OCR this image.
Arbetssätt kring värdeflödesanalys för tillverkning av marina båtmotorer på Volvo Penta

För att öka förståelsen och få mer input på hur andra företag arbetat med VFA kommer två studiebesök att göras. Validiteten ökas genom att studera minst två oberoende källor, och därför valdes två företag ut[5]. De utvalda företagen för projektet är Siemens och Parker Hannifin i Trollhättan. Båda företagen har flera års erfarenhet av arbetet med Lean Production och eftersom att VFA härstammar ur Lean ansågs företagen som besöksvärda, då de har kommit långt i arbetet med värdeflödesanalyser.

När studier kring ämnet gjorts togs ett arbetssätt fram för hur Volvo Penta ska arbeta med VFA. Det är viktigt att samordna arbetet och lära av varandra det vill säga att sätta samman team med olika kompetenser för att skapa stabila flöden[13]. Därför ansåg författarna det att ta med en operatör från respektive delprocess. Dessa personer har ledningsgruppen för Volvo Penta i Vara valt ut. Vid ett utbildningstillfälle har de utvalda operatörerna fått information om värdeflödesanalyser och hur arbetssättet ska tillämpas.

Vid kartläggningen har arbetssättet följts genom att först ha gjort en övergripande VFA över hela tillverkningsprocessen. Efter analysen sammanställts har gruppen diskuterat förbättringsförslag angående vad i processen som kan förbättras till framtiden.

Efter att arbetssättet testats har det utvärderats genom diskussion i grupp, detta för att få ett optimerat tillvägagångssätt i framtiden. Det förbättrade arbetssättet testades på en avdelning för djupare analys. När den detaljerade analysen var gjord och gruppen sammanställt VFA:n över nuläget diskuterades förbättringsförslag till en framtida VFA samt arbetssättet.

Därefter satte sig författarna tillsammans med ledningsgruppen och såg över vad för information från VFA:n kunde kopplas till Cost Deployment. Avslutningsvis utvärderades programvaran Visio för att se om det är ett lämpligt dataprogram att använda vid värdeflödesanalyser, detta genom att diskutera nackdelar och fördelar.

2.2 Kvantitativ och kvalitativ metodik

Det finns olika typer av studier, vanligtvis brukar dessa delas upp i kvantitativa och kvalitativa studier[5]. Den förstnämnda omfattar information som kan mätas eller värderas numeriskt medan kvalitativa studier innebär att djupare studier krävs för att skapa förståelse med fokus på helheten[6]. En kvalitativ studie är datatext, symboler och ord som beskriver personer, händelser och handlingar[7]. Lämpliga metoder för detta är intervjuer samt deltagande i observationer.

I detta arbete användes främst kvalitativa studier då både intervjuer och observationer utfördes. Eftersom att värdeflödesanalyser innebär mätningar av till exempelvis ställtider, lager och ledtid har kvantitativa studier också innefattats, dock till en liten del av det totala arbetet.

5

▸ PROBLEM DETAILS: What is needed is a full, exact copy of the records.

▸ RESULT FOR THIS EXERCISE:
OCR this image.
Arbetssätt kring värdeflödesanalys för tillverkning av marina båtmotorer på Volvo Penta

För att öka förståelsen och få mer input på hur andra företag arbetat med VFA kommer två studiebesök att göras. Validiteten ökas genom att studera minst två oberoende källor, och därför valdes två företag ut[5]. De utvalda företagen för projektet är Siemens och Parker Hannifin i Trollhättan. Båda företagen har flera års erfarenhet av arbetet med Lean Production och eftersom att VFA härstammar ur Lean ansågs företagen som besöksvärda, då de har kommit långt i arbetet med värdeflödesanalyser.

När studier kring ämnet gjorts togs ett arbetssätt fram för hur Volvo Penta ska arbeta med VFA. Det är viktigt att samordna arbetet och lära av varandra det vill säga att sätta samman team med olika kompetenser för att skapa stabila flöden[13]. Därför ansåg författarna det att ta med en operatör från respektive delprocess. Dessa personer har ledningsgruppen för Volvo Penta i Vara valt ut. Vid ett utbildningstillfälle har de utvalda operatörerna fått information om värdeflödesanalyser och hur arbetssättet ska tillämpas.

Vid kartläggningen har arbetssättet följts genom att först ha gjort en övergripande VFA över hela tillverkningsprocessen. Efter analysen sammanställts har gruppen diskuterat förbättringsförslag angående vad i processen som kan förbättras till framtiden.

Efter att arbetssättet testats har det utvärderats genom diskussion i grupp, detta för att få ett optimerat tillvägagångssätt i framtiden. Det förbättrade arbetssättet testades på en avdelning för djupare analys. När den detaljerade analysen var gjord och gruppen sammanställt VFA:n över nuläget diskuterades förbättringsförslag till en framtida VFA samt arbetssättet.

Därefter satte sig författarna tillsammans med ledningsgruppen och såg över vad för information från VFA:n kunde kopplas till Cost Deployment. Avslutningsvis utvärderades programvaran Visio för att se om det är ett lämpligt dataprogram att använda vid värdeflödesanalyser, detta genom att diskutera nackdelar och fördelar.

2.2 Kvantitativ och kvalitativ metodik

Det finns olika typer av studier, vanligtvis brukar dessa delas upp i kvantitativa och kvalitativa studier[5]. Den förstnämnda omfattar information som kan mätas eller värderas numeriskt medan kvalitativa studier innebär att djupare studier krävs för att skapa förståelse med fokus på helheten[6]. En kvalitativ studie är datatext, symboler och ord som beskriver personer, händelser och handlingar[7]. Lämpliga metoder för detta är intervjuer samt deltagande i observationer.

I detta arbete användes främst kvalitativa studier då både intervjuer och observationer utfördes. Eftersom att värdeflödesanalyser innebär mätningar av till exempelvis ställtider, lager och ledtid har kvantitativa studier också innefattats, dock till en liten del av det totala arbetet.

5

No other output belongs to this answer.